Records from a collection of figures
++++++++++
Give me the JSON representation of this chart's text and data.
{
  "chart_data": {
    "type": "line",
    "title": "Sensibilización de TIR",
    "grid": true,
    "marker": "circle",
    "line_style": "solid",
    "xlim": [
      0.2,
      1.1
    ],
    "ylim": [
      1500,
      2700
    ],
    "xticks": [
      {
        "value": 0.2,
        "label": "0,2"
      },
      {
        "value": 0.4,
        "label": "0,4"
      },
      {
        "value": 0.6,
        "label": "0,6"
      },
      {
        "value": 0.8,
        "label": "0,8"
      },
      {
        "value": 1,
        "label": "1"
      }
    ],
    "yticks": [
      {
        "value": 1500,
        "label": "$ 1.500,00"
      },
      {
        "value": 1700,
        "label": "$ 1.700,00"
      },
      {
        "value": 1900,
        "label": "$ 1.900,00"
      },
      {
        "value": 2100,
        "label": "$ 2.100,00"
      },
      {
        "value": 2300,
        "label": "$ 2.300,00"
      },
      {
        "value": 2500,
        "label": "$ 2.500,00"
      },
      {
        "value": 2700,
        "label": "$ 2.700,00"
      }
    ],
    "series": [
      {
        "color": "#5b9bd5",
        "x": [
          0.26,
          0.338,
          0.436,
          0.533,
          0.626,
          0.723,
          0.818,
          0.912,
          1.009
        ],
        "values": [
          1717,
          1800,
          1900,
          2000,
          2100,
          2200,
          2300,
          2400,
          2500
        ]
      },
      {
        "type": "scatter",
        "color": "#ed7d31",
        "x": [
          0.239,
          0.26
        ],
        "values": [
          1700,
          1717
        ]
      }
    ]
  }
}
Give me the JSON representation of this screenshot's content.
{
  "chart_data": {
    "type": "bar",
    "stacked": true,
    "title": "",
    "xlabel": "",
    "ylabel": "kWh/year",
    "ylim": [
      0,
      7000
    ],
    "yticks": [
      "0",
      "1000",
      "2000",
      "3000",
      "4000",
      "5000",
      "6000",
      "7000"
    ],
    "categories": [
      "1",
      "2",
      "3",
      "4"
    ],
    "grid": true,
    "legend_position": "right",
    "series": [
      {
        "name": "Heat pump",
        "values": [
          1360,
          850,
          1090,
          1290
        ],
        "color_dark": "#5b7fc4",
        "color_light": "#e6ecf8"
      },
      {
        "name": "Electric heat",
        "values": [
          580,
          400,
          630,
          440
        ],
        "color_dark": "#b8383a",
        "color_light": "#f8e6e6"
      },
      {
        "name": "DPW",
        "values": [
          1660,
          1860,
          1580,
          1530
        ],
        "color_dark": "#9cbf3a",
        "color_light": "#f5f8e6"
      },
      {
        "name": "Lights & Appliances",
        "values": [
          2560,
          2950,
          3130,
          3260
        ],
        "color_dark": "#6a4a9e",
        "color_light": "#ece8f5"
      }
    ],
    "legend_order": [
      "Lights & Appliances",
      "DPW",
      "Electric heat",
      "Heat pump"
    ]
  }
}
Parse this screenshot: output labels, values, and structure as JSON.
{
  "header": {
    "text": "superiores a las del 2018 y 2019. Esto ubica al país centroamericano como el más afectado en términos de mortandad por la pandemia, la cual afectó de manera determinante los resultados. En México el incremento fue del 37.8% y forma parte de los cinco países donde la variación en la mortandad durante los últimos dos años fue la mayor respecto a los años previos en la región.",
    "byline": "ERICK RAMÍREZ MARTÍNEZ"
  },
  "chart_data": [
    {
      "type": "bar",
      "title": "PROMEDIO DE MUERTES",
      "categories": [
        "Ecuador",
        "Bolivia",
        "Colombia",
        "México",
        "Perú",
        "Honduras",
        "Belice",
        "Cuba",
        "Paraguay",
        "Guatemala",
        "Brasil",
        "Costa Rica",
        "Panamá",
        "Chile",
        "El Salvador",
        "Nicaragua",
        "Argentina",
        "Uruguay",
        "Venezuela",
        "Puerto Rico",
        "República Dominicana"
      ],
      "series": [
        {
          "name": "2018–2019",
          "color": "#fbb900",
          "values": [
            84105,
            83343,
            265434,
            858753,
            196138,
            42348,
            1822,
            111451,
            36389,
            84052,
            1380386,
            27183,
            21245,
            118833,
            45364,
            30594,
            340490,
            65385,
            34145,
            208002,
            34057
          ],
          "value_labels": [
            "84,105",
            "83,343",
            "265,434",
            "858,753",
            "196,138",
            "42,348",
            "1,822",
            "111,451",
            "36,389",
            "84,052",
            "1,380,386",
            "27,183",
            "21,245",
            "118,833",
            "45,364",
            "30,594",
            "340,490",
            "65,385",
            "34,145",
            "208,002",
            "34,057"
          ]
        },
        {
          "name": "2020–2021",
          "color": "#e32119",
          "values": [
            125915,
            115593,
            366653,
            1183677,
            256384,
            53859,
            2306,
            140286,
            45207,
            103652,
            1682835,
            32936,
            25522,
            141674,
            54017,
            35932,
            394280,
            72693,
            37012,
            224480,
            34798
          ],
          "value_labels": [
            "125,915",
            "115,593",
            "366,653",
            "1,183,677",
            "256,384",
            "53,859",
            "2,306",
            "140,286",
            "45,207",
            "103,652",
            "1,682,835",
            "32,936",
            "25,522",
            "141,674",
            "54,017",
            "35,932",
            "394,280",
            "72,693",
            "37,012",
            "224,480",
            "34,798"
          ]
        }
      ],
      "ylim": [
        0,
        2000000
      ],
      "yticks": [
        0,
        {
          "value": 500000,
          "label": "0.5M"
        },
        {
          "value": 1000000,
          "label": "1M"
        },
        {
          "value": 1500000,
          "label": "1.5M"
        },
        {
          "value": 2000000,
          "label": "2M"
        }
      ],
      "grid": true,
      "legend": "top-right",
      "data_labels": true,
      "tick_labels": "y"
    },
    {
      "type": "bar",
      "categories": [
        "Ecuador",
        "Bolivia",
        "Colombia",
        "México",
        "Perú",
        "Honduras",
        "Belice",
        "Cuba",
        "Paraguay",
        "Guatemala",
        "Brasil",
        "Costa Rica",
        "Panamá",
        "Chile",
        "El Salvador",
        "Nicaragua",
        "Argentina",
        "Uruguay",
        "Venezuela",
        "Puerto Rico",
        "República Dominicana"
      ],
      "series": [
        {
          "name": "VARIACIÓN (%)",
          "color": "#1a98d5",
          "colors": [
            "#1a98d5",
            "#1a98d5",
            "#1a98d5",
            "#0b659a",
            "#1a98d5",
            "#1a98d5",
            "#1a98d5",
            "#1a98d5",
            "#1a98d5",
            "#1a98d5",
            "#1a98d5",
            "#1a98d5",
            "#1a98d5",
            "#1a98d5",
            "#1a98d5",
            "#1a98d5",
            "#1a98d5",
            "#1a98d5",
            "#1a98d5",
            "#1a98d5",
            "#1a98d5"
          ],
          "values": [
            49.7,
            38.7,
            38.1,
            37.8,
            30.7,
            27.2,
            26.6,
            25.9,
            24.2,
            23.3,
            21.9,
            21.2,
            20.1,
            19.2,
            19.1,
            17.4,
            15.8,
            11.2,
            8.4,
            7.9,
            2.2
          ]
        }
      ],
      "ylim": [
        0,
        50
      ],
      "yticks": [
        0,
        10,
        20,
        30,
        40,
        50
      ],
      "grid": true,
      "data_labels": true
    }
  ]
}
++++++++++
Reproduce all data above, unchanged.

Give me the JSON representation of this chart's text and data.
{
  "chart_data": {
    "type": "line",
    "title": "Sensibilización de TIR",
    "grid": true,
    "marker": "circle",
    "line_style": "solid",
    "xlim": [
      0.2,
      1.1
    ],
    "ylim": [
      1500,
      2700
    ],
    "xticks": [
      {
        "value": 0.2,
        "label": "0,2"
      },
      {
        "value": 0.4,
        "label": "0,4"
      },
      {
        "value": 0.6,
        "label": "0,6"
      },
      {
        "value": 0.8,
        "label": "0,8"
      },
      {
        "value": 1,
        "label": "1"
      }
    ],
    "yticks": [
      {
        "value": 1500,
        "label": "$ 1.500,00"
      },
      {
        "value": 1700,
        "label": "$ 1.700,00"
      },
      {
        "value": 1900,
        "label": "$ 1.900,00"
      },
      {
        "value": 2100,
        "label": "$ 2.100,00"
      },
      {
        "value": 2300,
        "label": "$ 2.300,00"
      },
      {
        "value": 2500,
        "label": "$ 2.500,00"
      },
      {
        "value": 2700,
        "label": "$ 2.700,00"
      }
    ],
    "series": [
      {
        "color": "#5b9bd5",
        "x": [
          0.26,
          0.338,
          0.436,
          0.533,
          0.626,
          0.723,
          0.818,
          0.912,
          1.009
        ],
        "values": [
          1717,
          1800,
          1900,
          2000,
          2100,
          2200,
          2300,
          2400,
          2500
        ]
      },
      {
        "type": "scatter",
        "color": "#ed7d31",
        "x": [
          0.239,
          0.26
        ],
        "values": [
          1700,
          1717
        ]
      }
    ]
  }
}
Give me the JSON representation of this screenshot's content.
{
  "chart_data": {
    "type": "bar",
    "stacked": true,
    "title": "",
    "xlabel": "",
    "ylabel": "kWh/year",
    "ylim": [
      0,
      7000
    ],
    "yticks": [
      "0",
      "1000",
      "2000",
      "3000",
      "4000",
      "5000",
      "6000",
      "7000"
    ],
    "categories": [
      "1",
      "2",
      "3",
      "4"
    ],
    "grid": true,
    "legend_position": "right",
    "series": [
      {
        "name": "Heat pump",
        "values": [
          1360,
          850,
          1090,
          1290
        ],
        "color_dark": "#5b7fc4",
        "color_light": "#e6ecf8"
      },
      {
        "name": "Electric heat",
        "values": [
          580,
          400,
          630,
          440
        ],
        "color_dark": "#b8383a",
        "color_light": "#f8e6e6"
      },
      {
        "name": "DPW",
        "values": [
          1660,
          1860,
          1580,
          1530
        ],
        "color_dark": "#9cbf3a",
        "color_light": "#f5f8e6"
      },
      {
        "name": "Lights & Appliances",
        "values": [
          2560,
          2950,
          3130,
          3260
        ],
        "color_dark": "#6a4a9e",
        "color_light": "#ece8f5"
      }
    ],
    "legend_order": [
      "Lights & Appliances",
      "DPW",
      "Electric heat",
      "Heat pump"
    ]
  }
}
Parse this screenshot: output labels, values, and structure as JSON.
{
  "header": {
    "text": "superiores a las del 2018 y 2019. Esto ubica al país centroamericano como el más afectado en términos de mortandad por la pandemia, la cual afectó de manera determinante los resultados. En México el incremento fue del 37.8% y forma parte de los cinco países donde la variación en la mortandad durante los últimos dos años fue la mayor respecto a los años previos en la región.",
    "byline": "ERICK RAMÍREZ MARTÍNEZ"
  },
  "chart_data": [
    {
      "type": "bar",
      "title": "PROMEDIO DE MUERTES",
      "categories": [
        "Ecuador",
        "Bolivia",
        "Colombia",
        "México",
        "Perú",
        "Honduras",
        "Belice",
        "Cuba",
        "Paraguay",
        "Guatemala",
        "Brasil",
        "Costa Rica",
        "Panamá",
        "Chile",
        "El Salvador",
        "Nicaragua",
        "Argentina",
        "Uruguay",
        "Venezuela",
        "Puerto Rico",
        "República Dominicana"
      ],
      "series": [
        {
          "name": "2018–2019",
          "color": "#fbb900",
          "values": [
            84105,
            83343,
            265434,
            858753,
            196138,
            42348,
            1822,
            111451,
            36389,
            84052,
            1380386,
            27183,
            21245,
            118833,
            45364,
            30594,
            340490,
            65385,
            34145,
            208002,
            34057
          ],
          "value_labels": [
            "84,105",
            "83,343",
            "265,434",
            "858,753",
            "196,138",
            "42,348",
            "1,822",
            "111,451",
            "36,389",
            "84,052",
            "1,380,386",
            "27,183",
            "21,245",
            "118,833",
            "45,364",
            "30,594",
            "340,490",
            "65,385",
            "34,145",
            "208,002",
            "34,057"
          ]
        },
        {
          "name": "2020–2021",
          "color": "#e32119",
          "values": [
            125915,
            115593,
            366653,
            1183677,
            256384,
            53859,
            2306,
            140286,
            45207,
            103652,
            1682835,
            32936,
            25522,
            141674,
            54017,
            35932,
            394280,
            72693,
            37012,
            224480,
            34798
          ],
          "value_labels": [
            "125,915",
            "115,593",
            "366,653",
            "1,183,677",
            "256,384",
            "53,859",
            "2,306",
            "140,286",
            "45,207",
            "103,652",
            "1,682,835",
            "32,936",
            "25,522",
            "141,674",
            "54,017",
            "35,932",
            "394,280",
            "72,693",
            "37,012",
            "224,480",
            "34,798"
          ]
        }
      ],
      "ylim": [
        0,
        2000000
      ],
      "yticks": [
        0,
        {
          "value": 500000,
          "label": "0.5M"
        },
        {
          "value": 1000000,
          "label": "1M"
        },
        {
          "value": 1500000,
          "label": "1.5M"
        },
        {
          "value": 2000000,
          "label": "2M"
        }
      ],
      "grid": true,
      "legend": "top-right",
      "data_labels": true,
      "tick_labels": "y"
    },
    {
      "type": "bar",
      "categories": [
        "Ecuador",
        "Bolivia",
        "Colombia",
        "México",
        "Perú",
        "Honduras",
        "Belice",
        "Cuba",
        "Paraguay",
        "Guatemala",
        "Brasil",
        "Costa Rica",
        "Panamá",
        "Chile",
        "El Salvador",
        "Nicaragua",
        "Argentina",
        "Uruguay",
        "Venezuela",
        "Puerto Rico",
        "República Dominicana"
      ],
      "series": [
        {
          "name": "VARIACIÓN (%)",
          "color": "#1a98d5",
          "colors": [
            "#1a98d5",
            "#1a98d5",
            "#1a98d5",
            "#0b659a",
            "#1a98d5",
            "#1a98d5",
            "#1a98d5",
            "#1a98d5",
            "#1a98d5",
            "#1a98d5",
            "#1a98d5",
            "#1a98d5",
            "#1a98d5",
            "#1a98d5",
            "#1a98d5",
            "#1a98d5",
            "#1a98d5",
            "#1a98d5",
            "#1a98d5",
            "#1a98d5",
            "#1a98d5"
          ],
          "values": [
            49.7,
            38.7,
            38.1,
            37.8,
            30.7,
            27.2,
            26.6,
            25.9,
            24.2,
            23.3,
            21.9,
            21.2,
            20.1,
            19.2,
            19.1,
            17.4,
            15.8,
            11.2,
            8.4,
            7.9,
            2.2
          ]
        }
      ],
      "ylim": [
        0,
        50
      ],
      "yticks": [
        0,
        10,
        20,
        30,
        40,
        50
      ],
      "grid": true,
      "data_labels": true
    }
  ]
}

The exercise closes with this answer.